[Exercise] Your answer is a single number: how many lines hold the word "value"?

(Records from a collection)

━━━━━━

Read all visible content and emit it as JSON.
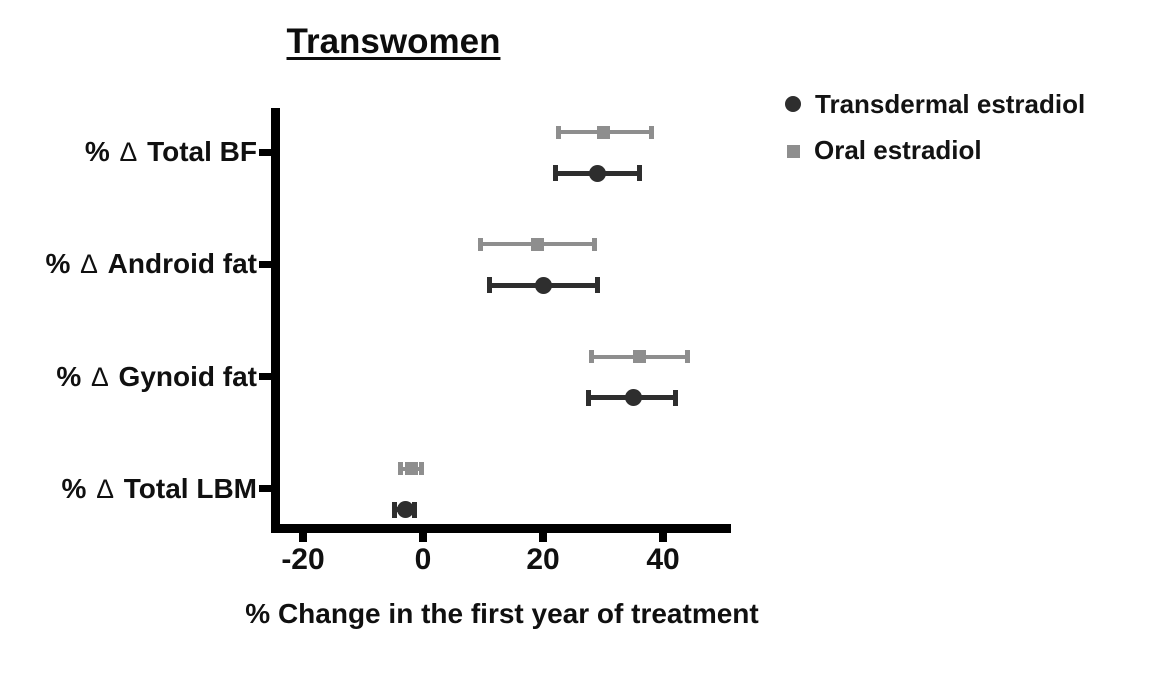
{
  "title": "Transwomen",
  "legend": {
    "items": [
      {
        "label": "Transdermal estradiol",
        "marker": "circle-icon",
        "color": "#2e2e2e"
      },
      {
        "label": "Oral estradiol",
        "marker": "square-icon",
        "color": "#8e8e8e"
      }
    ]
  },
  "chart_data": {
    "type": "scatter",
    "subtype": "horizontal-dot-plot-with-error-bars",
    "title": "Transwomen",
    "xlabel": "% Change in the first year of treatment",
    "ylabel": "",
    "categories": [
      "% Δ Total BF",
      "% Δ Android fat",
      "% Δ Gynoid fat",
      "% Δ Total LBM"
    ],
    "xticks": [
      -20,
      0,
      20,
      40
    ],
    "xlim": [
      -25,
      51
    ],
    "grid": false,
    "legend_position": "top-right",
    "axis_color": "#000000",
    "series": [
      {
        "name": "Transdermal estradiol",
        "marker": "circle",
        "color": "#2e2e2e",
        "row_position": "below-category-tick",
        "points": [
          {
            "category": "% Δ Total BF",
            "value": 29,
            "ci_low": 22,
            "ci_high": 36
          },
          {
            "category": "% Δ Android fat",
            "value": 20,
            "ci_low": 11,
            "ci_high": 29
          },
          {
            "category": "% Δ Gynoid fat",
            "value": 35,
            "ci_low": 27.5,
            "ci_high": 42
          },
          {
            "category": "% Δ Total LBM",
            "value": -3,
            "ci_low": -4.8,
            "ci_high": -1.5
          }
        ]
      },
      {
        "name": "Oral estradiol",
        "marker": "square",
        "color": "#8e8e8e",
        "row_position": "above-category-tick",
        "points": [
          {
            "category": "% Δ Total BF",
            "value": 30,
            "ci_low": 22.5,
            "ci_high": 38
          },
          {
            "category": "% Δ Android fat",
            "value": 19,
            "ci_low": 9.5,
            "ci_high": 28.5
          },
          {
            "category": "% Δ Gynoid fat",
            "value": 36,
            "ci_low": 28,
            "ci_high": 44
          },
          {
            "category": "% Δ Total LBM",
            "value": -2,
            "ci_low": -3.7,
            "ci_high": -0.3
          }
        ]
      }
    ]
  }
}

━━━━━━

[Task answer] 8